Figure record extracts
☆ ☆ ☆ ☆ ☆

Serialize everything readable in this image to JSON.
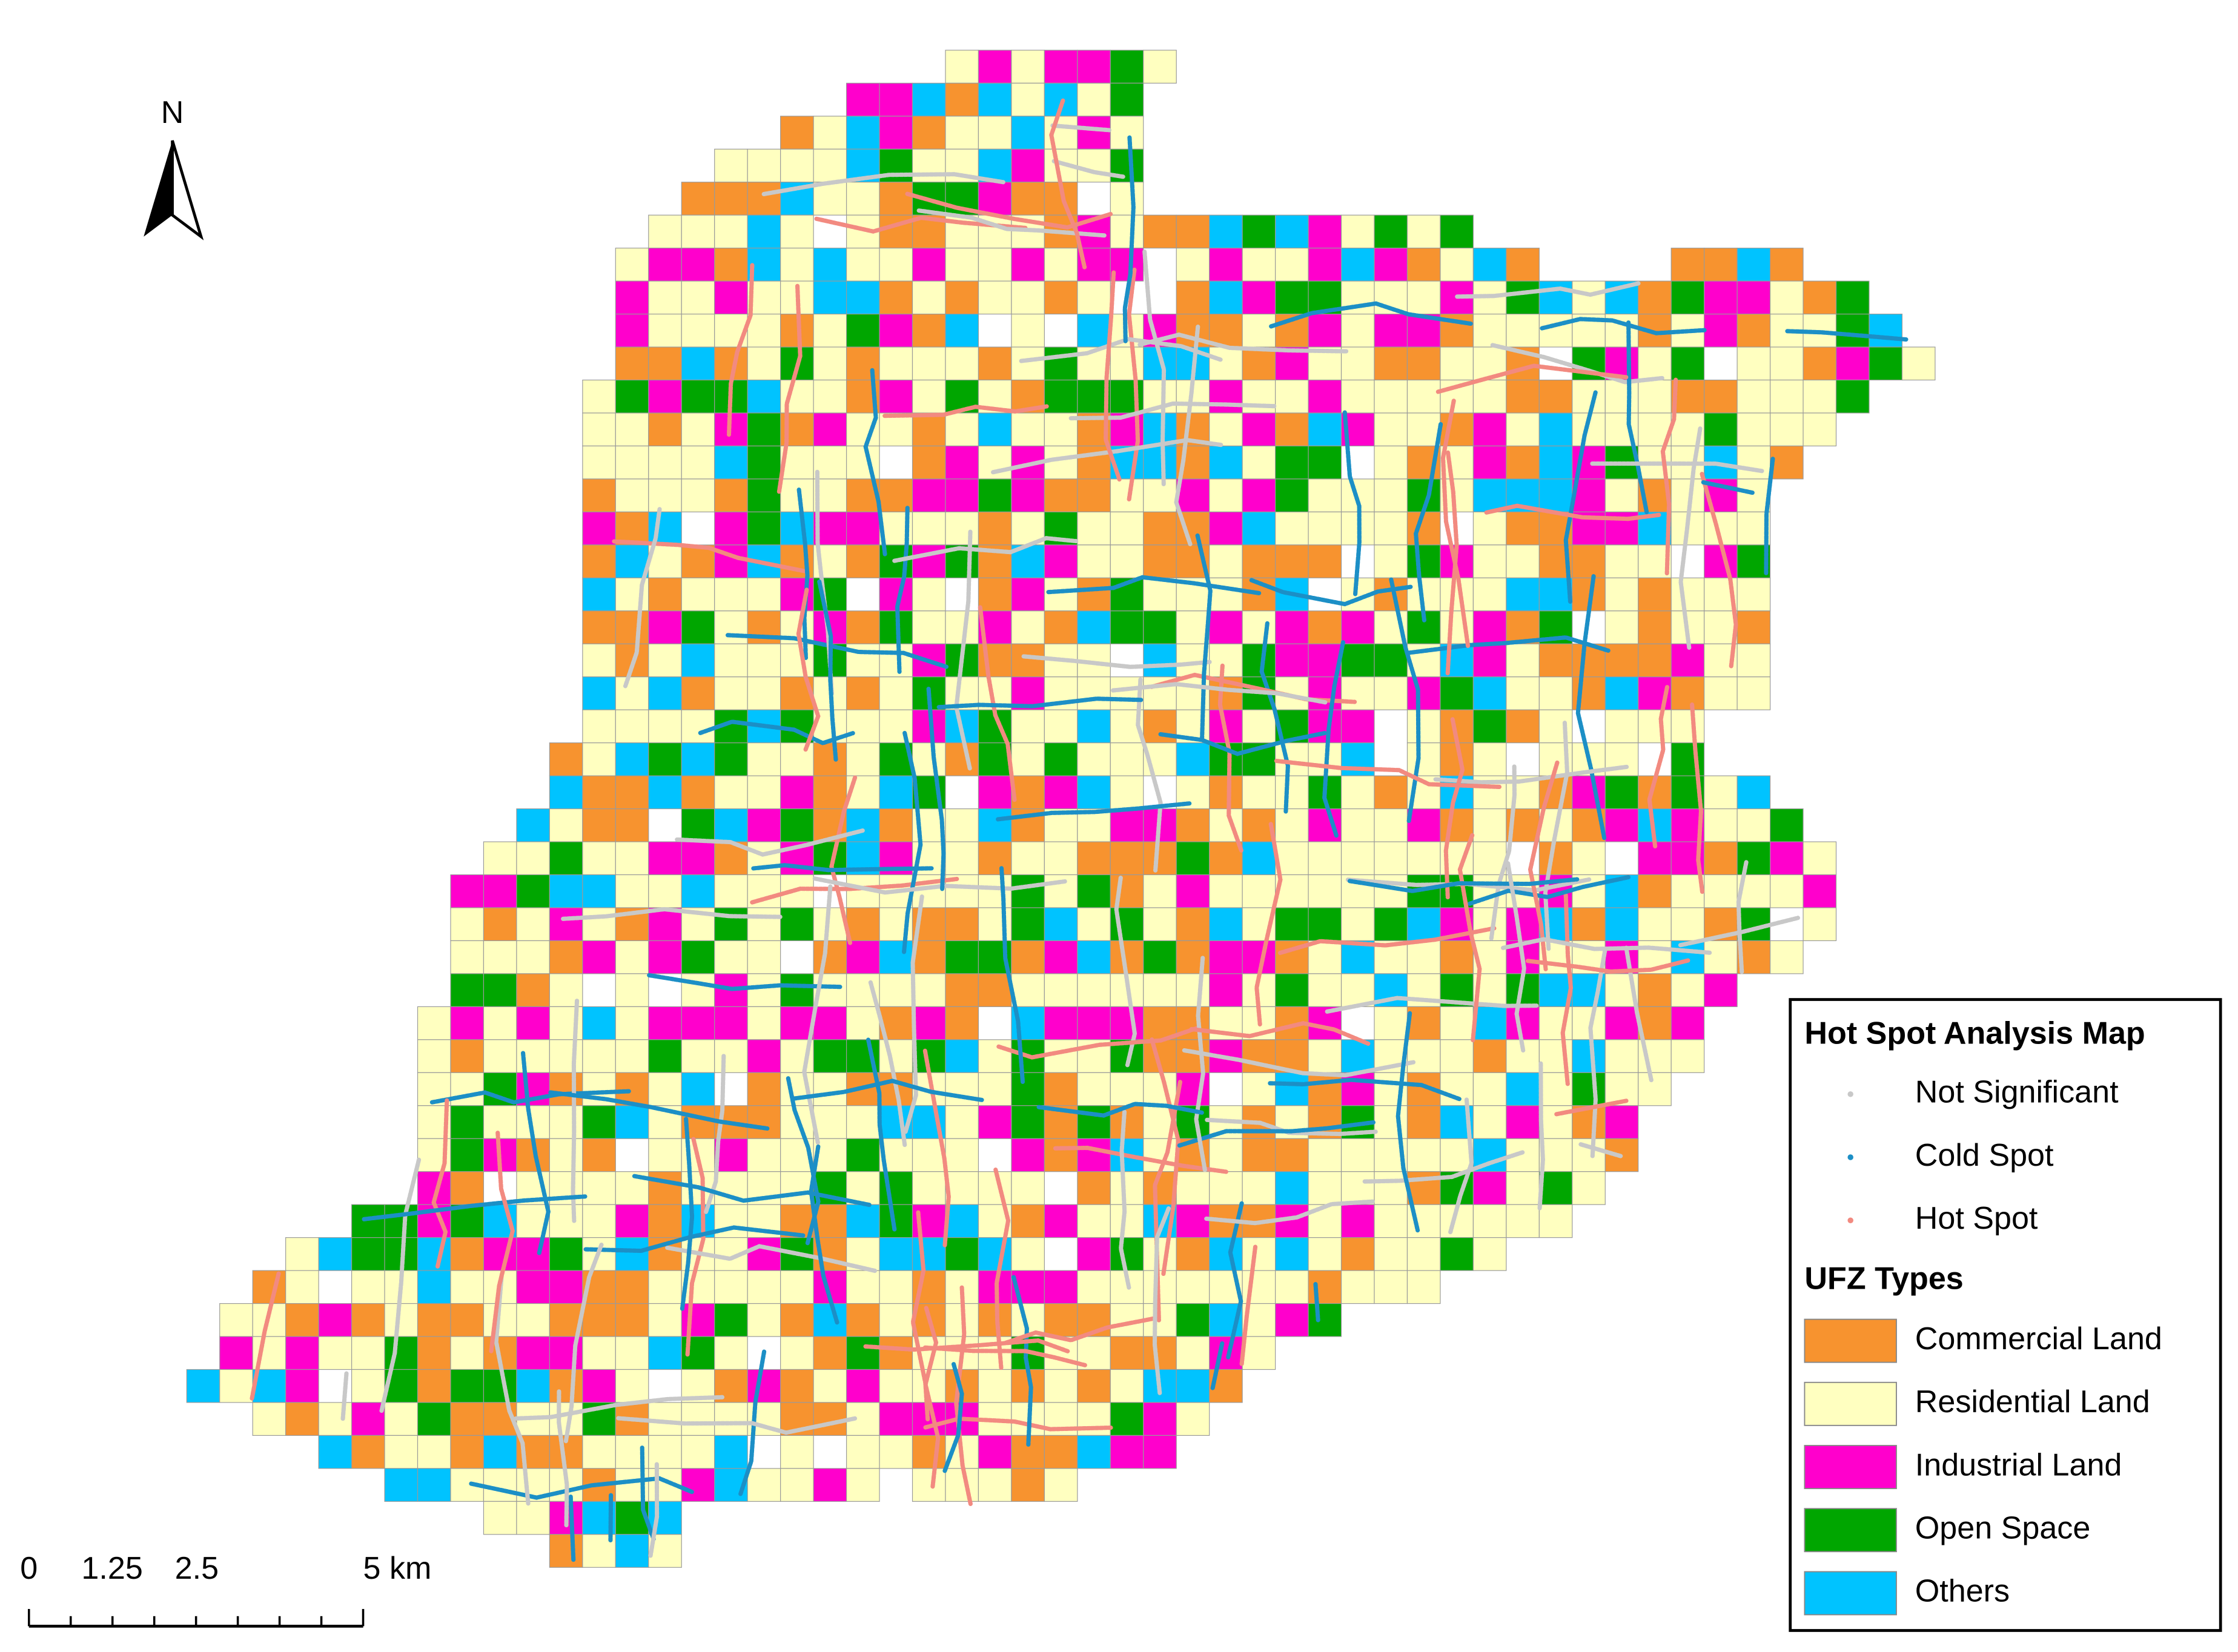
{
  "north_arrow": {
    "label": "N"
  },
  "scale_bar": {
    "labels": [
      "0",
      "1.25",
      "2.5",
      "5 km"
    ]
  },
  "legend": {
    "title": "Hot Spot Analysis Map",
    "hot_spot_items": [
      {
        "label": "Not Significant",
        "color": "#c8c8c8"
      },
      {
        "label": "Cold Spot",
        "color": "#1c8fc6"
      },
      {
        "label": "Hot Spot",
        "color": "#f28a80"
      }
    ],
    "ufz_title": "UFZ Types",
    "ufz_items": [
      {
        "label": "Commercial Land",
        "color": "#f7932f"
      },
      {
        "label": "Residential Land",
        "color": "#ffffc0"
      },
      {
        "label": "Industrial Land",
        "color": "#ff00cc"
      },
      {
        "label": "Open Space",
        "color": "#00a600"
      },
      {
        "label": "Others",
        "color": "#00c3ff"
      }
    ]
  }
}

☆ ☆ ☆ ☆ ☆

▶ **What to work on**
Extract the full listing exactly, with the pictures left out.

▶ **Exercise response**
Serialize everything readable in this image to JSON.
{
  "north_arrow": {
    "label": "N"
  },
  "scale_bar": {
    "labels": [
      "0",
      "1.25",
      "2.5",
      "5 km"
    ]
  },
  "legend": {
    "title": "Hot Spot Analysis Map",
    "hot_spot_items": [
      {
        "label": "Not Significant",
        "color": "#c8c8c8"
      },
      {
        "label": "Cold Spot",
        "color": "#1c8fc6"
      },
      {
        "label": "Hot Spot",
        "color": "#f28a80"
      }
    ],
    "ufz_title": "UFZ Types",
    "ufz_items": [
      {
        "label": "Commercial Land",
        "color": "#f7932f"
      },
      {
        "label": "Residential Land",
        "color": "#ffffc0"
      },
      {
        "label": "Industrial Land",
        "color": "#ff00cc"
      },
      {
        "label": "Open Space",
        "color": "#00a600"
      },
      {
        "label": "Others",
        "color": "#00c3ff"
      }
    ]
  }
}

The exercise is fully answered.